_Brief_
Leaving out the pictures, transcribe all of the records faithfully.

_Data section_
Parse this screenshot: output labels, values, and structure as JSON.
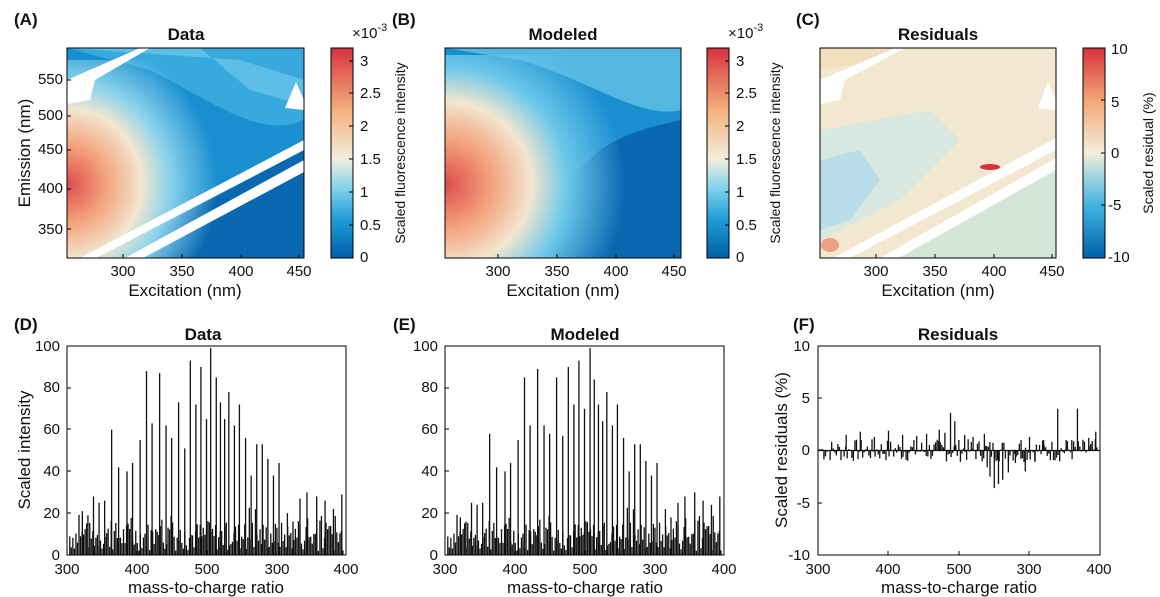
{
  "chart_data": [
    {
      "type": "heatmap",
      "panel": "(A)",
      "title": "Data",
      "xlabel": "Excitation (nm)",
      "ylabel": "Emission (nm)",
      "xticks": [
        "300",
        "350",
        "400",
        "450"
      ],
      "yticks": [
        "350",
        "400",
        "450",
        "500",
        "550"
      ],
      "xlim": [
        260,
        450
      ],
      "ylim": [
        300,
        595
      ],
      "colorbar": {
        "label": "Scaled fluorescence intensity",
        "exponent_base": "×10",
        "exponent_power": "-3",
        "ticks": [
          "0",
          "0.5",
          "1",
          "1.5",
          "2",
          "2.5",
          "3"
        ],
        "range": [
          0,
          3.2
        ],
        "colormap": [
          "#0060a8",
          "#1fa3dc",
          "#9fdbef",
          "#f2ecd6",
          "#f6b583",
          "#d9363e"
        ]
      }
    },
    {
      "type": "heatmap",
      "panel": "(B)",
      "title": "Modeled",
      "xlabel": "Excitation (nm)",
      "xticks": [
        "300",
        "350",
        "400",
        "450"
      ],
      "xlim": [
        260,
        450
      ],
      "ylim": [
        300,
        595
      ],
      "colorbar": {
        "label": "Scaled fluorescence intensity",
        "exponent_base": "×10",
        "exponent_power": "-3",
        "ticks": [
          "0",
          "0.5",
          "1",
          "1.5",
          "2",
          "2.5",
          "3"
        ],
        "range": [
          0,
          3.2
        ]
      }
    },
    {
      "type": "heatmap",
      "panel": "(C)",
      "title": "Residuals",
      "xlabel": "Excitation (nm)",
      "xticks": [
        "300",
        "350",
        "400",
        "450"
      ],
      "xlim": [
        260,
        450
      ],
      "ylim": [
        300,
        595
      ],
      "colorbar": {
        "label": "Scaled residual (%)",
        "ticks": [
          "10",
          "5",
          "0",
          "-5",
          "-10"
        ],
        "range": [
          -10,
          10
        ]
      }
    },
    {
      "type": "bar",
      "panel": "(D)",
      "title": "Data",
      "xlabel": "mass-to-charge ratio",
      "ylabel": "Scaled intensity",
      "xticks": [
        "300",
        "400",
        "500",
        "300",
        "400"
      ],
      "yticks": [
        "0",
        "20",
        "40",
        "60",
        "80",
        "100"
      ],
      "ylim": [
        0,
        100
      ],
      "peaks": [
        [
          0.055,
          21
        ],
        [
          0.075,
          19
        ],
        [
          0.095,
          28
        ],
        [
          0.115,
          25
        ],
        [
          0.135,
          26
        ],
        [
          0.16,
          60
        ],
        [
          0.185,
          42
        ],
        [
          0.215,
          40
        ],
        [
          0.235,
          44
        ],
        [
          0.262,
          55
        ],
        [
          0.285,
          88
        ],
        [
          0.305,
          63
        ],
        [
          0.332,
          87
        ],
        [
          0.355,
          62
        ],
        [
          0.375,
          56
        ],
        [
          0.4,
          73
        ],
        [
          0.422,
          51
        ],
        [
          0.442,
          93
        ],
        [
          0.462,
          72
        ],
        [
          0.48,
          90
        ],
        [
          0.5,
          65
        ],
        [
          0.515,
          99
        ],
        [
          0.535,
          85
        ],
        [
          0.55,
          73
        ],
        [
          0.565,
          65
        ],
        [
          0.58,
          78
        ],
        [
          0.6,
          62
        ],
        [
          0.618,
          72
        ],
        [
          0.64,
          56
        ],
        [
          0.66,
          38
        ],
        [
          0.68,
          53
        ],
        [
          0.7,
          53
        ],
        [
          0.72,
          46
        ],
        [
          0.74,
          38
        ],
        [
          0.76,
          44
        ],
        [
          0.79,
          20
        ],
        [
          0.81,
          16
        ],
        [
          0.835,
          27
        ],
        [
          0.86,
          30
        ],
        [
          0.895,
          28
        ],
        [
          0.925,
          26
        ],
        [
          0.955,
          22
        ],
        [
          0.985,
          29
        ]
      ]
    },
    {
      "type": "bar",
      "panel": "(E)",
      "title": "Modeled",
      "xlabel": "mass-to-charge ratio",
      "xticks": [
        "300",
        "400",
        "500",
        "300",
        "400"
      ],
      "yticks": [
        "0",
        "20",
        "40",
        "60",
        "80",
        "100"
      ],
      "ylim": [
        0,
        100
      ],
      "peaks": [
        [
          0.055,
          18
        ],
        [
          0.075,
          16
        ],
        [
          0.095,
          25
        ],
        [
          0.115,
          24
        ],
        [
          0.135,
          25
        ],
        [
          0.16,
          58
        ],
        [
          0.185,
          42
        ],
        [
          0.215,
          40
        ],
        [
          0.235,
          44
        ],
        [
          0.262,
          55
        ],
        [
          0.285,
          85
        ],
        [
          0.305,
          62
        ],
        [
          0.332,
          89
        ],
        [
          0.355,
          62
        ],
        [
          0.375,
          58
        ],
        [
          0.4,
          85
        ],
        [
          0.422,
          57
        ],
        [
          0.442,
          90
        ],
        [
          0.462,
          72
        ],
        [
          0.48,
          93
        ],
        [
          0.5,
          70
        ],
        [
          0.52,
          99
        ],
        [
          0.535,
          84
        ],
        [
          0.55,
          72
        ],
        [
          0.565,
          64
        ],
        [
          0.58,
          78
        ],
        [
          0.6,
          62
        ],
        [
          0.618,
          72
        ],
        [
          0.64,
          56
        ],
        [
          0.66,
          40
        ],
        [
          0.68,
          53
        ],
        [
          0.7,
          53
        ],
        [
          0.72,
          45
        ],
        [
          0.74,
          38
        ],
        [
          0.76,
          44
        ],
        [
          0.79,
          22
        ],
        [
          0.81,
          18
        ],
        [
          0.835,
          25
        ],
        [
          0.86,
          28
        ],
        [
          0.895,
          30
        ],
        [
          0.925,
          26
        ],
        [
          0.955,
          24
        ],
        [
          0.985,
          28
        ]
      ]
    },
    {
      "type": "bar",
      "panel": "(F)",
      "title": "Residuals",
      "xlabel": "mass-to-charge ratio",
      "ylabel": "Scaled residuals (%)",
      "xticks": [
        "300",
        "400",
        "500",
        "300",
        "400"
      ],
      "yticks": [
        "10",
        "5",
        "0",
        "-5",
        "-10"
      ],
      "ylim": [
        -10,
        10
      ],
      "peaks": [
        [
          0.1,
          1.5
        ],
        [
          0.15,
          1.8
        ],
        [
          0.2,
          1.3
        ],
        [
          0.25,
          1.9
        ],
        [
          0.3,
          1.5
        ],
        [
          0.35,
          1.4
        ],
        [
          0.385,
          1.6
        ],
        [
          0.43,
          2.0
        ],
        [
          0.45,
          1.7
        ],
        [
          0.47,
          3.6
        ],
        [
          0.485,
          2.8
        ],
        [
          0.52,
          1.5
        ],
        [
          0.55,
          1.3
        ],
        [
          0.59,
          1.6
        ],
        [
          0.6,
          -1.6
        ],
        [
          0.61,
          -2.5
        ],
        [
          0.625,
          -3.6
        ],
        [
          0.64,
          -3.2
        ],
        [
          0.655,
          -2.8
        ],
        [
          0.675,
          -2.1
        ],
        [
          0.7,
          -1.2
        ],
        [
          0.72,
          1.0
        ],
        [
          0.735,
          -2.0
        ],
        [
          0.75,
          1.3
        ],
        [
          0.77,
          -1.0
        ],
        [
          0.8,
          1.0
        ],
        [
          0.85,
          4.0
        ],
        [
          0.88,
          1.0
        ],
        [
          0.9,
          1.0
        ],
        [
          0.92,
          4.0
        ],
        [
          0.96,
          1.2
        ],
        [
          0.985,
          1.8
        ]
      ]
    }
  ]
}
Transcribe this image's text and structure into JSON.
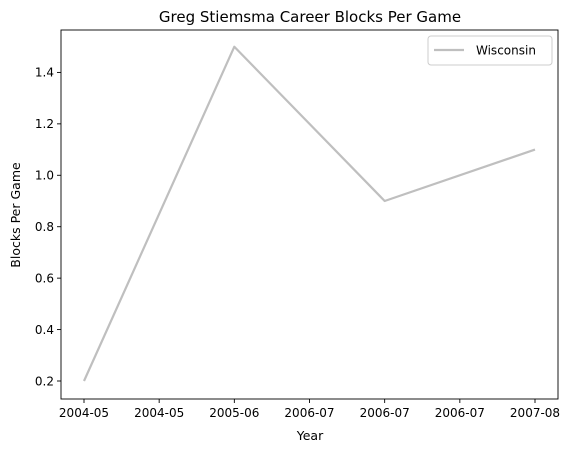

_Solution to this problem_
Parse this screenshot: output labels, values, and structure as JSON.
{
  "chart_data": [
    {
      "type": "heatmap",
      "panel": "(A)",
      "title": "Data",
      "xlabel": "Excitation (nm)",
      "ylabel": "Emission (nm)",
      "xticks": [
        "300",
        "350",
        "400",
        "450"
      ],
      "yticks": [
        "350",
        "400",
        "450",
        "500",
        "550"
      ],
      "xlim": [
        260,
        450
      ],
      "ylim": [
        300,
        595
      ],
      "colorbar": {
        "label": "Scaled fluorescence intensity",
        "exponent_base": "×10",
        "exponent_power": "-3",
        "ticks": [
          "0",
          "0.5",
          "1",
          "1.5",
          "2",
          "2.5",
          "3"
        ],
        "range": [
          0,
          3.2
        ],
        "colormap": [
          "#0060a8",
          "#1fa3dc",
          "#9fdbef",
          "#f2ecd6",
          "#f6b583",
          "#d9363e"
        ]
      }
    },
    {
      "type": "heatmap",
      "panel": "(B)",
      "title": "Modeled",
      "xlabel": "Excitation (nm)",
      "xticks": [
        "300",
        "350",
        "400",
        "450"
      ],
      "xlim": [
        260,
        450
      ],
      "ylim": [
        300,
        595
      ],
      "colorbar": {
        "label": "Scaled fluorescence intensity",
        "exponent_base": "×10",
        "exponent_power": "-3",
        "ticks": [
          "0",
          "0.5",
          "1",
          "1.5",
          "2",
          "2.5",
          "3"
        ],
        "range": [
          0,
          3.2
        ]
      }
    },
    {
      "type": "heatmap",
      "panel": "(C)",
      "title": "Residuals",
      "xlabel": "Excitation (nm)",
      "xticks": [
        "300",
        "350",
        "400",
        "450"
      ],
      "xlim": [
        260,
        450
      ],
      "ylim": [
        300,
        595
      ],
      "colorbar": {
        "label": "Scaled residual (%)",
        "ticks": [
          "10",
          "5",
          "0",
          "-5",
          "-10"
        ],
        "range": [
          -10,
          10
        ]
      }
    },
    {
      "type": "bar",
      "panel": "(D)",
      "title": "Data",
      "xlabel": "mass-to-charge ratio",
      "ylabel": "Scaled intensity",
      "xticks": [
        "300",
        "400",
        "500",
        "300",
        "400"
      ],
      "yticks": [
        "0",
        "20",
        "40",
        "60",
        "80",
        "100"
      ],
      "ylim": [
        0,
        100
      ],
      "peaks": [
        [
          0.055,
          21
        ],
        [
          0.075,
          19
        ],
        [
          0.095,
          28
        ],
        [
          0.115,
          25
        ],
        [
          0.135,
          26
        ],
        [
          0.16,
          60
        ],
        [
          0.185,
          42
        ],
        [
          0.215,
          40
        ],
        [
          0.235,
          44
        ],
        [
          0.262,
          55
        ],
        [
          0.285,
          88
        ],
        [
          0.305,
          63
        ],
        [
          0.332,
          87
        ],
        [
          0.355,
          62
        ],
        [
          0.375,
          56
        ],
        [
          0.4,
          73
        ],
        [
          0.422,
          51
        ],
        [
          0.442,
          93
        ],
        [
          0.462,
          72
        ],
        [
          0.48,
          90
        ],
        [
          0.5,
          65
        ],
        [
          0.515,
          99
        ],
        [
          0.535,
          85
        ],
        [
          0.55,
          73
        ],
        [
          0.565,
          65
        ],
        [
          0.58,
          78
        ],
        [
          0.6,
          62
        ],
        [
          0.618,
          72
        ],
        [
          0.64,
          56
        ],
        [
          0.66,
          38
        ],
        [
          0.68,
          53
        ],
        [
          0.7,
          53
        ],
        [
          0.72,
          46
        ],
        [
          0.74,
          38
        ],
        [
          0.76,
          44
        ],
        [
          0.79,
          20
        ],
        [
          0.81,
          16
        ],
        [
          0.835,
          27
        ],
        [
          0.86,
          30
        ],
        [
          0.895,
          28
        ],
        [
          0.925,
          26
        ],
        [
          0.955,
          22
        ],
        [
          0.985,
          29
        ]
      ]
    },
    {
      "type": "bar",
      "panel": "(E)",
      "title": "Modeled",
      "xlabel": "mass-to-charge ratio",
      "xticks": [
        "300",
        "400",
        "500",
        "300",
        "400"
      ],
      "yticks": [
        "0",
        "20",
        "40",
        "60",
        "80",
        "100"
      ],
      "ylim": [
        0,
        100
      ],
      "peaks": [
        [
          0.055,
          18
        ],
        [
          0.075,
          16
        ],
        [
          0.095,
          25
        ],
        [
          0.115,
          24
        ],
        [
          0.135,
          25
        ],
        [
          0.16,
          58
        ],
        [
          0.185,
          42
        ],
        [
          0.215,
          40
        ],
        [
          0.235,
          44
        ],
        [
          0.262,
          55
        ],
        [
          0.285,
          85
        ],
        [
          0.305,
          62
        ],
        [
          0.332,
          89
        ],
        [
          0.355,
          62
        ],
        [
          0.375,
          58
        ],
        [
          0.4,
          85
        ],
        [
          0.422,
          57
        ],
        [
          0.442,
          90
        ],
        [
          0.462,
          72
        ],
        [
          0.48,
          93
        ],
        [
          0.5,
          70
        ],
        [
          0.52,
          99
        ],
        [
          0.535,
          84
        ],
        [
          0.55,
          72
        ],
        [
          0.565,
          64
        ],
        [
          0.58,
          78
        ],
        [
          0.6,
          62
        ],
        [
          0.618,
          72
        ],
        [
          0.64,
          56
        ],
        [
          0.66,
          40
        ],
        [
          0.68,
          53
        ],
        [
          0.7,
          53
        ],
        [
          0.72,
          45
        ],
        [
          0.74,
          38
        ],
        [
          0.76,
          44
        ],
        [
          0.79,
          22
        ],
        [
          0.81,
          18
        ],
        [
          0.835,
          25
        ],
        [
          0.86,
          28
        ],
        [
          0.895,
          30
        ],
        [
          0.925,
          26
        ],
        [
          0.955,
          24
        ],
        [
          0.985,
          28
        ]
      ]
    },
    {
      "type": "bar",
      "panel": "(F)",
      "title": "Residuals",
      "xlabel": "mass-to-charge ratio",
      "ylabel": "Scaled residuals (%)",
      "xticks": [
        "300",
        "400",
        "500",
        "300",
        "400"
      ],
      "yticks": [
        "10",
        "5",
        "0",
        "-5",
        "-10"
      ],
      "ylim": [
        -10,
        10
      ],
      "peaks": [
        [
          0.1,
          1.5
        ],
        [
          0.15,
          1.8
        ],
        [
          0.2,
          1.3
        ],
        [
          0.25,
          1.9
        ],
        [
          0.3,
          1.5
        ],
        [
          0.35,
          1.4
        ],
        [
          0.385,
          1.6
        ],
        [
          0.43,
          2.0
        ],
        [
          0.45,
          1.7
        ],
        [
          0.47,
          3.6
        ],
        [
          0.485,
          2.8
        ],
        [
          0.52,
          1.5
        ],
        [
          0.55,
          1.3
        ],
        [
          0.59,
          1.6
        ],
        [
          0.6,
          -1.6
        ],
        [
          0.61,
          -2.5
        ],
        [
          0.625,
          -3.6
        ],
        [
          0.64,
          -3.2
        ],
        [
          0.655,
          -2.8
        ],
        [
          0.675,
          -2.1
        ],
        [
          0.7,
          -1.2
        ],
        [
          0.72,
          1.0
        ],
        [
          0.735,
          -2.0
        ],
        [
          0.75,
          1.3
        ],
        [
          0.77,
          -1.0
        ],
        [
          0.8,
          1.0
        ],
        [
          0.85,
          4.0
        ],
        [
          0.88,
          1.0
        ],
        [
          0.9,
          1.0
        ],
        [
          0.92,
          4.0
        ],
        [
          0.96,
          1.2
        ],
        [
          0.985,
          1.8
        ]
      ]
    }
  ]
}
Transcribe this image's text and structure into JSON.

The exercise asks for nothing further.